Saved entries:
=====

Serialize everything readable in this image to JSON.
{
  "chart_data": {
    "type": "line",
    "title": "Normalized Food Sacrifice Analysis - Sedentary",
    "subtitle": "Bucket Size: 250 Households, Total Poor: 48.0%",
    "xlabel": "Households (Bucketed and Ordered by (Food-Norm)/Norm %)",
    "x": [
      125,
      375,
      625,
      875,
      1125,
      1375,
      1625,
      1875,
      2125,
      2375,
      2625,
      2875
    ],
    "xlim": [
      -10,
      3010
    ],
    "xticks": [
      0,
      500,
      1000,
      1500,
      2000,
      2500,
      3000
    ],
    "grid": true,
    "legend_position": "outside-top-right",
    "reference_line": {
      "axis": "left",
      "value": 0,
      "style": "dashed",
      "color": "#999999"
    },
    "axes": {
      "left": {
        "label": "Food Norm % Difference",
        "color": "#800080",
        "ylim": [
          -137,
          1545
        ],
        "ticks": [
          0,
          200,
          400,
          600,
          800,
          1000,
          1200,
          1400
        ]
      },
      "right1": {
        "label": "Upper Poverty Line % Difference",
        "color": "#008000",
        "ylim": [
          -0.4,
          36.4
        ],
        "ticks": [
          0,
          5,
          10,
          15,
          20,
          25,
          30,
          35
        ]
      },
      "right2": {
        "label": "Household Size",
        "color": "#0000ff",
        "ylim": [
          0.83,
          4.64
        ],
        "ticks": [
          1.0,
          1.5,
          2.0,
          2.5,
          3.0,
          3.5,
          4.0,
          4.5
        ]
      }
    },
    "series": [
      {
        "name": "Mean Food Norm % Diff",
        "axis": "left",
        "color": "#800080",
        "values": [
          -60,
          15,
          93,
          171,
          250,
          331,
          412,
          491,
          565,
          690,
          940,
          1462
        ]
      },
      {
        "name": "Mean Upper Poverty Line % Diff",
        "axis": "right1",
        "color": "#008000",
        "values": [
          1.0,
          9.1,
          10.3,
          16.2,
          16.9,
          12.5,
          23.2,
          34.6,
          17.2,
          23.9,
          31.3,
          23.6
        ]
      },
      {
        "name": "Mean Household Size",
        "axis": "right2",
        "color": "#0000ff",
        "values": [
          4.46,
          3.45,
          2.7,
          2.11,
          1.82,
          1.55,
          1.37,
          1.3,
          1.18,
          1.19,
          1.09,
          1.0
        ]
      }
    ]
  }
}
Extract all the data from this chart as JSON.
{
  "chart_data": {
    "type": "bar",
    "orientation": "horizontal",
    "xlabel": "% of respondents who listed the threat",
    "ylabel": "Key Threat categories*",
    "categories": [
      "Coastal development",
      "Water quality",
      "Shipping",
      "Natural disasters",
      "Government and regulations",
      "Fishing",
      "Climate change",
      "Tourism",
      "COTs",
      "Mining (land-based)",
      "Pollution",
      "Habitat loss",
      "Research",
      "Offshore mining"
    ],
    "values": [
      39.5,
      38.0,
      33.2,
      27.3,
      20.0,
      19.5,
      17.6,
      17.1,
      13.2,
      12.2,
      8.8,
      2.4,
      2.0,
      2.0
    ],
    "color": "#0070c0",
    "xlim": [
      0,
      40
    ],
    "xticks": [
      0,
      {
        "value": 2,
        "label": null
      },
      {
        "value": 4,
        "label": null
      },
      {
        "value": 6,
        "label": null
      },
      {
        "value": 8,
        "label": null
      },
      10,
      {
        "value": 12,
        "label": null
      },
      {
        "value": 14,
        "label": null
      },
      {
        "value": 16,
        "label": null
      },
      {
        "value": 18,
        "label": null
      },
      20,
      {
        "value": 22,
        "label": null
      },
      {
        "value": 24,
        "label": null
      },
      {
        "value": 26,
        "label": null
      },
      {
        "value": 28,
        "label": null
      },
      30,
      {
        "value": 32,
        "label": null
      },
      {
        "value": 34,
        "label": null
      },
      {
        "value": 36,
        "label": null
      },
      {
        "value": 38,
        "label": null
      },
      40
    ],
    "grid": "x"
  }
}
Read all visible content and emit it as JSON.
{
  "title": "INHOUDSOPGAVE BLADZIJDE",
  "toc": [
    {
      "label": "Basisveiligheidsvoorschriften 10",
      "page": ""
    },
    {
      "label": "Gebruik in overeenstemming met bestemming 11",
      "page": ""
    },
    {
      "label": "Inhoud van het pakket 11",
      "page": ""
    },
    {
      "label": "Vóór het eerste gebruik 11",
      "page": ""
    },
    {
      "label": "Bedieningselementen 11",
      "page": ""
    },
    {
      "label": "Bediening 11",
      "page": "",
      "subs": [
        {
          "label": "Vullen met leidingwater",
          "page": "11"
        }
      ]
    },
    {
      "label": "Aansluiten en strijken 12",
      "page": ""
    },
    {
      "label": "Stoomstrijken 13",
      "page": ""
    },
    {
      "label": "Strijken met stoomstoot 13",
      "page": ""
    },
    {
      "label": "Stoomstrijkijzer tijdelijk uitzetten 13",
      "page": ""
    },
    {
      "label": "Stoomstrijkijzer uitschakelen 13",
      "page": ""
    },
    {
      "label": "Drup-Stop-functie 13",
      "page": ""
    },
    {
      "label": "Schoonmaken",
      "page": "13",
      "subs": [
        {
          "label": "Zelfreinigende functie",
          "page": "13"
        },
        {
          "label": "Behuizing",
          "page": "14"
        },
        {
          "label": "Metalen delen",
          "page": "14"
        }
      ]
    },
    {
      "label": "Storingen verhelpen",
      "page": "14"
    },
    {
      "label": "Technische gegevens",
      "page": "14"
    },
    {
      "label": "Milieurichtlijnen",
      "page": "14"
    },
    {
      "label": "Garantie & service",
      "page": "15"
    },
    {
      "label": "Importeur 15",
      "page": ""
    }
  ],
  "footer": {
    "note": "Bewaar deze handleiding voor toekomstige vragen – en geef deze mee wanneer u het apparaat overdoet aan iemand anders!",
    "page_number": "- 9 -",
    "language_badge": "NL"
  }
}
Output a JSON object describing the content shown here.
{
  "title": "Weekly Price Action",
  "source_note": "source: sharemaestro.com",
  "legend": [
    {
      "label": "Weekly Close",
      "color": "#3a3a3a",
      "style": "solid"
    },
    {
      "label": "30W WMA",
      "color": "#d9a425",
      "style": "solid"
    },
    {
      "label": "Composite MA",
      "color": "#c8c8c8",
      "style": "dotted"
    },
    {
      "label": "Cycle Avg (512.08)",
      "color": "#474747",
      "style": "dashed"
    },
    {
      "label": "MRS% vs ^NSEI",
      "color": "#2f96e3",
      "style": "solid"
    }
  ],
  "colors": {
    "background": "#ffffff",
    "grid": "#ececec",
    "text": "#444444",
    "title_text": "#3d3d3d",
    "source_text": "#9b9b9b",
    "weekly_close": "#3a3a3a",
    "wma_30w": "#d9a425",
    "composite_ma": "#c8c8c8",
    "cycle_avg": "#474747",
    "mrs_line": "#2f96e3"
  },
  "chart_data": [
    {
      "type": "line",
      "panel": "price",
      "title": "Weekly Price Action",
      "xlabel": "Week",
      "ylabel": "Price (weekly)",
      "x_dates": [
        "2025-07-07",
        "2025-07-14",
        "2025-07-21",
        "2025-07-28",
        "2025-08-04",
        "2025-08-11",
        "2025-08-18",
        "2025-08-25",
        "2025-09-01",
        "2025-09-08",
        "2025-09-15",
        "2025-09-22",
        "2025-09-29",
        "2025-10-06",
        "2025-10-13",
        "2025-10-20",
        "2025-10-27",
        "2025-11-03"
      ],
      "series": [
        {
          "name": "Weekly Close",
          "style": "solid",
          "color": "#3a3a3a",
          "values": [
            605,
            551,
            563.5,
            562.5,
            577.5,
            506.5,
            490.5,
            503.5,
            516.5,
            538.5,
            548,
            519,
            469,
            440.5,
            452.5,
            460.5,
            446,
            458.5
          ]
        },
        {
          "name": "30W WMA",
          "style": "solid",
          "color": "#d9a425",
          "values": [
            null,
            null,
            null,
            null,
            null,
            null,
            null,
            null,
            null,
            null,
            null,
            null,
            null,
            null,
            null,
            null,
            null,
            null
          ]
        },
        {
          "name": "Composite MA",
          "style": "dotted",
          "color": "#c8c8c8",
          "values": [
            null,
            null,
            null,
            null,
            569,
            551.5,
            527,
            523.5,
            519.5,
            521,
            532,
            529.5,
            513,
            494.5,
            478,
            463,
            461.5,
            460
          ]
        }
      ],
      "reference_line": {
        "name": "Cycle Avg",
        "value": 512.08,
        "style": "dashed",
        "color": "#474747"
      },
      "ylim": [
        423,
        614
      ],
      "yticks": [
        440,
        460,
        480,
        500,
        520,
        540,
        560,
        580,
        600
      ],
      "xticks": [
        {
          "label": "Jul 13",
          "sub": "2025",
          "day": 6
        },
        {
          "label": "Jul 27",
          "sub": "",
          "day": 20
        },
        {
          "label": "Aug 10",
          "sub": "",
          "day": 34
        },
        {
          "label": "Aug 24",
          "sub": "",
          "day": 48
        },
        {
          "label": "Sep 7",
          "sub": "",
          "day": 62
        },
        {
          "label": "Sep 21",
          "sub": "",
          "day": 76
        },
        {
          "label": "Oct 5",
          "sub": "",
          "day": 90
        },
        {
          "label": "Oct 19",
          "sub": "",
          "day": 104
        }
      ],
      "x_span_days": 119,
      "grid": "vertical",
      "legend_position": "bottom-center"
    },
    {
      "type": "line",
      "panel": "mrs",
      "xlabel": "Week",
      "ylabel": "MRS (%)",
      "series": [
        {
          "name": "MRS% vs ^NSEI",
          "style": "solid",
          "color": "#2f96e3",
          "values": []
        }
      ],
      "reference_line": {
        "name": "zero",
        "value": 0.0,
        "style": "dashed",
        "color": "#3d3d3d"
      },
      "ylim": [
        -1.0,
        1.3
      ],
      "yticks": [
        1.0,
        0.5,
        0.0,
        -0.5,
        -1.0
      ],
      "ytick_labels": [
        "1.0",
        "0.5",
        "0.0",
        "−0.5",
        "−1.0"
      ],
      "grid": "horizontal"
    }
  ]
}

=====

**Task details**
Count each line where the string "categories" occurs, and write only the number.

**Solution to this task**
2